EXERCISES TO COMPLETE:
- a) Using the vacuum leak thread, decide whether each statement agrees with it: (i) the first poster hears a hissing sound after turning the car off; (ii) joerc240sx is sure the second actuator is part of the EGR system; (iii) mick replaced every hose with silicone tubing. Answer yes or no for each and quote the words that decide it.
- b) Quote the stretch of the vacuum leak thread from "hmmmm, where to" through "this could be?".

# vacuum leak???!!!!



## 240sxbegginer (Jun 19, 2003)

hmmmm, where to start. well i used some seafoam cleaner. that stuff is this SHIOT. cleaned intake and injectors great. now, i got a vacuum leak from hell right near my firewall behind my valve cover. my car has pretty much lost all of its pep that i had left. i turn the car off and i hear a hissing sound from where i described it at. anyone know what this could be?


----------



## joerc240sx (Jan 19, 2003)

What year 240 do you have again? on the 89-90 there are 2 little aculators or something. one that controls the secondy butterfly vavle, and the second that i belive to be part of the EGR system, but i might need a corection on that. just go to a auto parts store and get some vacuum line and start replacing that old stuff.


----------



## mick (Dec 30, 2004)

*Vac leaks*

I got some silicone tubing and replaced every hose.......no need to worry after that.





joerc240sx said:


> What year 240 do you have again? on the 89-90 there are 2 little aculators or something. one that controls the secondy butterfly vavle, and the second that i belive to be part of the EGR system, but i might need a corection on that. just go to a auto parts store and get some vacuum line and start replacing that old stuff.


----------

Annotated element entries
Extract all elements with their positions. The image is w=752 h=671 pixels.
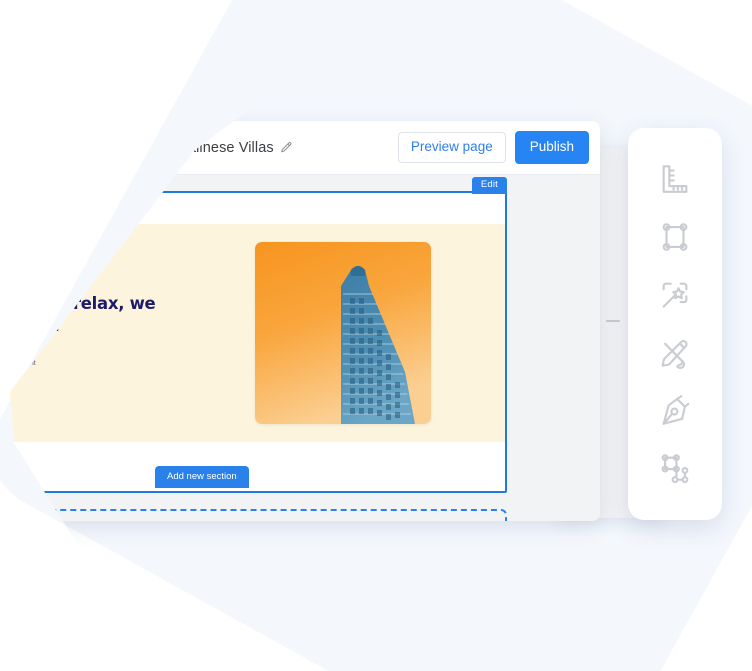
pen-tool[interactable] bbox=[646, 382, 704, 440]
add-new-section-button[interactable]: Add new section bbox=[155, 466, 249, 489]
hero-media-column bbox=[255, 224, 505, 442]
pencil-icon[interactable] bbox=[280, 141, 293, 154]
crossed-pen-brush-icon bbox=[658, 336, 692, 370]
flatiron-building-photo bbox=[255, 242, 431, 424]
panel-resize-handle[interactable] bbox=[606, 320, 620, 322]
document-title: Draft: Balinese Villas bbox=[138, 140, 293, 156]
hero-text-column: Looking for the best rental? Just sit ba… bbox=[0, 224, 255, 442]
new-section-dropzone[interactable] bbox=[10, 509, 507, 521]
magic-wand-tool[interactable] bbox=[646, 266, 704, 324]
node-path-icon bbox=[658, 452, 692, 486]
hero-paragraph: Find your dream place from more than 10k… bbox=[0, 348, 38, 367]
publish-button[interactable]: Publish bbox=[514, 131, 589, 164]
hero-section: Looking for the best rental? Just sit ba… bbox=[0, 224, 505, 442]
brush-pencil-tool[interactable] bbox=[646, 324, 704, 382]
preview-page-button[interactable]: Preview page bbox=[397, 132, 506, 163]
document-title-text: Draft: Balinese Villas bbox=[138, 139, 274, 156]
section-edit-badge[interactable]: Edit bbox=[471, 177, 507, 194]
pen-nib-icon bbox=[658, 394, 692, 428]
ruler-tool[interactable] bbox=[646, 150, 704, 208]
tool-palette bbox=[628, 128, 722, 520]
topbar-actions: Preview page Publish bbox=[397, 131, 589, 164]
ruler-icon bbox=[658, 162, 692, 196]
selected-section-frame[interactable]: Edit Looking for the best rental? Just s… bbox=[0, 177, 507, 493]
editor-window: Draft: Balinese Villas Preview page Publ… bbox=[0, 121, 600, 521]
editor-canvas: Edit Looking for the best rental? Just s… bbox=[0, 175, 600, 521]
bounding-box-icon bbox=[658, 220, 692, 254]
transform-tool[interactable] bbox=[646, 208, 704, 266]
node-path-tool[interactable] bbox=[646, 440, 704, 498]
editor-topbar: Draft: Balinese Villas Preview page Publ… bbox=[10, 121, 600, 175]
hero-heading: Looking for the best rental? Just sit ba… bbox=[0, 250, 156, 336]
screenshot-root: Draft: Balinese Villas Preview page Publ… bbox=[0, 0, 752, 671]
magic-wand-icon bbox=[658, 278, 692, 312]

ANSWERS TO THE EXERCISE:
- a)
(i) Yes: "i turn the car off and i hear a hissing sound from where i described it at."
(ii) No: "the second that i belive to be part of the EGR system, but i might need a corection on that."
(iii) Yes: "I got some silicone tubing and replaced every hose"

- b)
hmmmm, where to start. well i used some seafoam cleaner. that stuff is this SHIOT. cleaned intake and injectors great. now, i got a vacuum leak from hell right near my firewall behind my valve cover. my car has pretty much lost all of its pep that i had left. i turn the car off and i hear a hissing sound from where i described it at. anyone know what this could be?